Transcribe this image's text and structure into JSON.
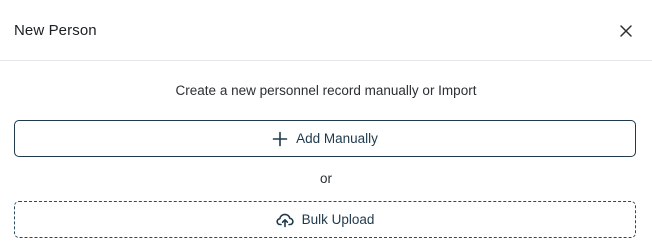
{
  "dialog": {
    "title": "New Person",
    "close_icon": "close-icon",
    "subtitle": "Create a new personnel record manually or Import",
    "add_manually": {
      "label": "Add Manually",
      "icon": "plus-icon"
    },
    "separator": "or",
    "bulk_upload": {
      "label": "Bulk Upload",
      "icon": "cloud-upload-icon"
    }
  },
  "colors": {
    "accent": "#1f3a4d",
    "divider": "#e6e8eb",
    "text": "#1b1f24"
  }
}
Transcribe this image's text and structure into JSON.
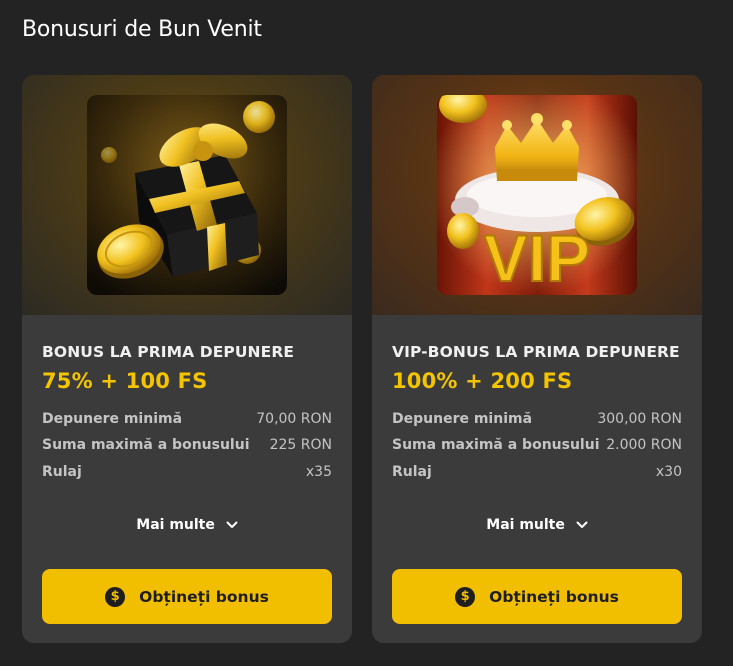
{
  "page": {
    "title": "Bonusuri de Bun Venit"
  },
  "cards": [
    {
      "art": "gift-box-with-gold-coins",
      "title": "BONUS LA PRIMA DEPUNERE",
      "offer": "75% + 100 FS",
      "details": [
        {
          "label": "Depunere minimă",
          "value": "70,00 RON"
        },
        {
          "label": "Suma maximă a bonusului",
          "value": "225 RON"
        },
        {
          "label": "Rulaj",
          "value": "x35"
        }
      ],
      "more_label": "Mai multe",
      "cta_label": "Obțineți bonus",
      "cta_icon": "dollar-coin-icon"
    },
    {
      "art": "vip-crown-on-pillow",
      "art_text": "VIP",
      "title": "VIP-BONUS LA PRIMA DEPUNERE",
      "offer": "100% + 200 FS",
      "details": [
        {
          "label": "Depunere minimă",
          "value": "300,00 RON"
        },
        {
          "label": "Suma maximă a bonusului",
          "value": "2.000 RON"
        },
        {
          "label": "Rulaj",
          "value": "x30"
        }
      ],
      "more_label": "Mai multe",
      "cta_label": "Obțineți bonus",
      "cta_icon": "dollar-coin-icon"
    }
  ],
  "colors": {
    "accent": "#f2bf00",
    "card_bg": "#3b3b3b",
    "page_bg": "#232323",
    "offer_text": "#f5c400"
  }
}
-*-
YOUR INSTRUCTIONS: Word for word, quote the lines above. Omit the pictures.

EXERCISE RESULT:
Transcribe this image's text and structure into JSON.
{
  "dialog": {
    "title": "New Person",
    "close_icon": "close-icon",
    "subtitle": "Create a new personnel record manually or Import",
    "add_manually": {
      "label": "Add Manually",
      "icon": "plus-icon"
    },
    "separator": "or",
    "bulk_upload": {
      "label": "Bulk Upload",
      "icon": "cloud-upload-icon"
    }
  },
  "colors": {
    "accent": "#1f3a4d",
    "divider": "#e6e8eb",
    "text": "#1b1f24"
  }
}
Transcribe this image's text and structure into JSON.
{
  "page": {
    "title": "Bonusuri de Bun Venit"
  },
  "cards": [
    {
      "art": "gift-box-with-gold-coins",
      "title": "BONUS LA PRIMA DEPUNERE",
      "offer": "75% + 100 FS",
      "details": [
        {
          "label": "Depunere minimă",
          "value": "70,00 RON"
        },
        {
          "label": "Suma maximă a bonusului",
          "value": "225 RON"
        },
        {
          "label": "Rulaj",
          "value": "x35"
        }
      ],
      "more_label": "Mai multe",
      "cta_label": "Obțineți bonus",
      "cta_icon": "dollar-coin-icon"
    },
    {
      "art": "vip-crown-on-pillow",
      "art_text": "VIP",
      "title": "VIP-BONUS LA PRIMA DEPUNERE",
      "offer": "100% + 200 FS",
      "details": [
        {
          "label": "Depunere minimă",
          "value": "300,00 RON"
        },
        {
          "label": "Suma maximă a bonusului",
          "value": "2.000 RON"
        },
        {
          "label": "Rulaj",
          "value": "x30"
        }
      ],
      "more_label": "Mai multe",
      "cta_label": "Obțineți bonus",
      "cta_icon": "dollar-coin-icon"
    }
  ],
  "colors": {
    "accent": "#f2bf00",
    "card_bg": "#3b3b3b",
    "page_bg": "#232323",
    "offer_text": "#f5c400"
  }
}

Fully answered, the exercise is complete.